GIVEN EXERCISE – Output the material exactly, but drop every image it holds.

──────

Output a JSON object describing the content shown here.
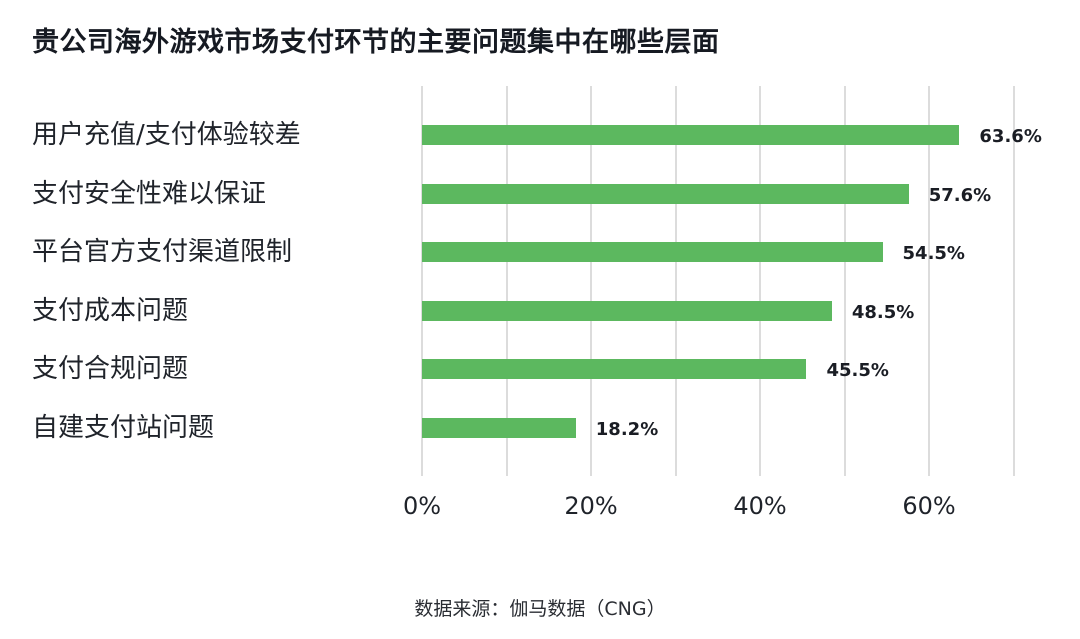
{
  "chart_data": {
    "type": "bar",
    "orientation": "horizontal",
    "title": "贵公司海外游戏市场支付环节的主要问题集中在哪些层面",
    "categories": [
      "用户充值/支付体验较差",
      "支付安全性难以保证",
      "平台官方支付渠道限制",
      "支付成本问题",
      "支付合规问题",
      "自建支付站问题"
    ],
    "values": [
      63.6,
      57.6,
      54.5,
      48.5,
      45.5,
      18.2
    ],
    "value_labels": [
      "63.6%",
      "57.6%",
      "54.5%",
      "48.5%",
      "45.5%",
      "18.2%"
    ],
    "xlabel": "",
    "ylabel": "",
    "xlim": [
      0,
      70
    ],
    "x_ticks": [
      "0%",
      "20%",
      "40%",
      "60%"
    ],
    "grid": true,
    "bar_color": "#5cb85f",
    "source": "数据来源：伽马数据（CNG）"
  },
  "title": "贵公司海外游戏市场支付环节的主要问题集中在哪些层面",
  "source": "数据来源：伽马数据（CNG）"
}
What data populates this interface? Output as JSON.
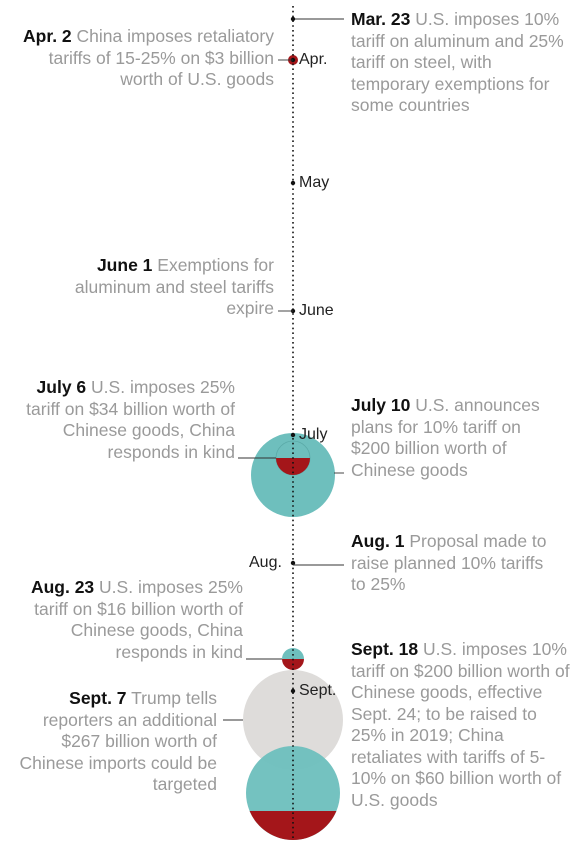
{
  "colors": {
    "us_tariff": "#6ebfbd",
    "china_tariff": "#a4161a",
    "proposed": "#dedcda",
    "line": "#111111",
    "text": "#9a9a9a",
    "date": "#111111"
  },
  "months": [
    "Apr.",
    "May",
    "June",
    "July",
    "Aug.",
    "Sept."
  ],
  "events": [
    {
      "id": "mar23",
      "date": "Mar. 23",
      "text": "U.S. imposes 10% tariff on aluminum and 25% tariff on steel, with temporary exemptions for some countries"
    },
    {
      "id": "apr2",
      "date": "Apr. 2",
      "text": "China imposes retaliatory tariffs of 15-25% on $3 billion worth of U.S. goods"
    },
    {
      "id": "jun1",
      "date": "June 1",
      "text": "Exemptions for aluminum and steel tariffs expire"
    },
    {
      "id": "jul6",
      "date": "July 6",
      "text": "U.S. imposes 25% tariff on $34 billion worth of Chinese goods, China responds in kind"
    },
    {
      "id": "jul10",
      "date": "July 10",
      "text": "U.S. announces plans for 10% tariff on $200 billion worth of Chinese goods"
    },
    {
      "id": "aug1",
      "date": "Aug. 1",
      "text": "Proposal made to raise planned 10% tariffs to 25%"
    },
    {
      "id": "aug23",
      "date": "Aug. 23",
      "text": "U.S. imposes 25% tariff on $16 billion worth of Chinese goods, China responds in kind"
    },
    {
      "id": "sep7",
      "date": "Sept. 7",
      "text": "Trump tells reporters an additional $267 billion worth of Chinese imports could be targeted"
    },
    {
      "id": "sep18",
      "date": "Sept. 18",
      "text": "U.S. imposes 10% tariff on $200 billion worth of Chinese goods, effective Sept. 24; to be raised to 25% in 2019; China retaliates with tariffs of 5-10% on $60 billion worth of U.S. goods"
    }
  ]
}
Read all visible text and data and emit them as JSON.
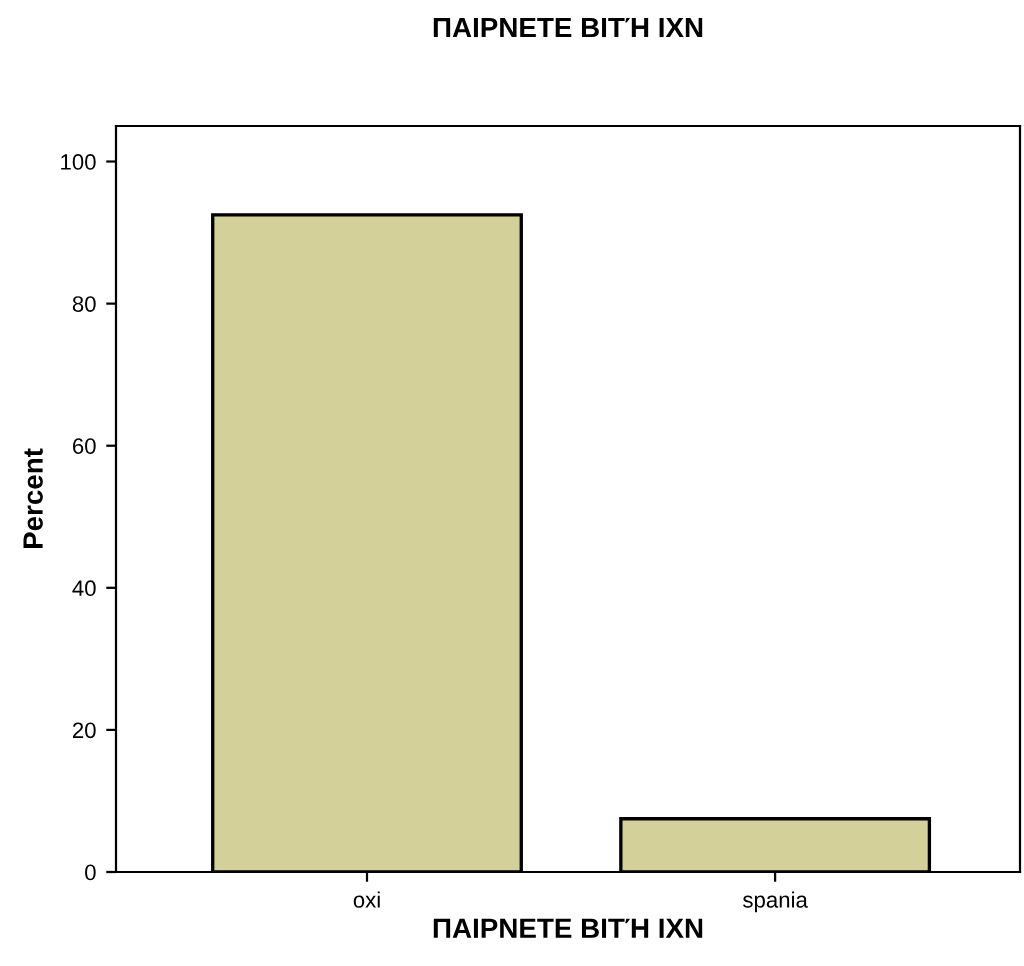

──────

RESULT OF THE TASK –
Output a JSON object describing the content shown here.
{
  "chart_data": {
    "type": "bar",
    "orientation": "horizontal",
    "title": "贵公司海外游戏市场支付环节的主要问题集中在哪些层面",
    "categories": [
      "用户充值/支付体验较差",
      "支付安全性难以保证",
      "平台官方支付渠道限制",
      "支付成本问题",
      "支付合规问题",
      "自建支付站问题"
    ],
    "values": [
      63.6,
      57.6,
      54.5,
      48.5,
      45.5,
      18.2
    ],
    "value_labels": [
      "63.6%",
      "57.6%",
      "54.5%",
      "48.5%",
      "45.5%",
      "18.2%"
    ],
    "xlabel": "",
    "ylabel": "",
    "xlim": [
      0,
      70
    ],
    "x_ticks": [
      "0%",
      "20%",
      "40%",
      "60%"
    ],
    "grid": true,
    "bar_color": "#5cb85f",
    "source": "数据来源：伽马数据（CNG）"
  },
  "title": "贵公司海外游戏市场支付环节的主要问题集中在哪些层面",
  "source": "数据来源：伽马数据（CNG）"
}
What data populates this interface? Output as JSON.
{
  "colors": {
    "us_tariff": "#6ebfbd",
    "china_tariff": "#a4161a",
    "proposed": "#dedcda",
    "line": "#111111",
    "text": "#9a9a9a",
    "date": "#111111"
  },
  "months": [
    "Apr.",
    "May",
    "June",
    "July",
    "Aug.",
    "Sept."
  ],
  "events": [
    {
      "id": "mar23",
      "date": "Mar. 23",
      "text": "U.S. imposes 10% tariff on aluminum and 25% tariff on steel, with temporary exemptions for some countries"
    },
    {
      "id": "apr2",
      "date": "Apr. 2",
      "text": "China imposes retaliatory tariffs of 15-25% on $3 billion worth of U.S. goods"
    },
    {
      "id": "jun1",
      "date": "June 1",
      "text": "Exemptions for aluminum and steel tariffs expire"
    },
    {
      "id": "jul6",
      "date": "July 6",
      "text": "U.S. imposes 25% tariff on $34 billion worth of Chinese goods, China responds in kind"
    },
    {
      "id": "jul10",
      "date": "July 10",
      "text": "U.S. announces plans for 10% tariff on $200 billion worth of Chinese goods"
    },
    {
      "id": "aug1",
      "date": "Aug. 1",
      "text": "Proposal made to raise planned 10% tariffs to 25%"
    },
    {
      "id": "aug23",
      "date": "Aug. 23",
      "text": "U.S. imposes 25% tariff on $16 billion worth of Chinese goods, China responds in kind"
    },
    {
      "id": "sep7",
      "date": "Sept. 7",
      "text": "Trump tells reporters an additional $267 billion worth of Chinese imports could be targeted"
    },
    {
      "id": "sep18",
      "date": "Sept. 18",
      "text": "U.S. imposes 10% tariff on $200 billion worth of Chinese goods, effective Sept. 24; to be raised to 25% in 2019; China retaliates with tariffs of 5-10% on $60 billion worth of U.S. goods"
    }
  ]
}
Read all visible text and data and emit them as JSON.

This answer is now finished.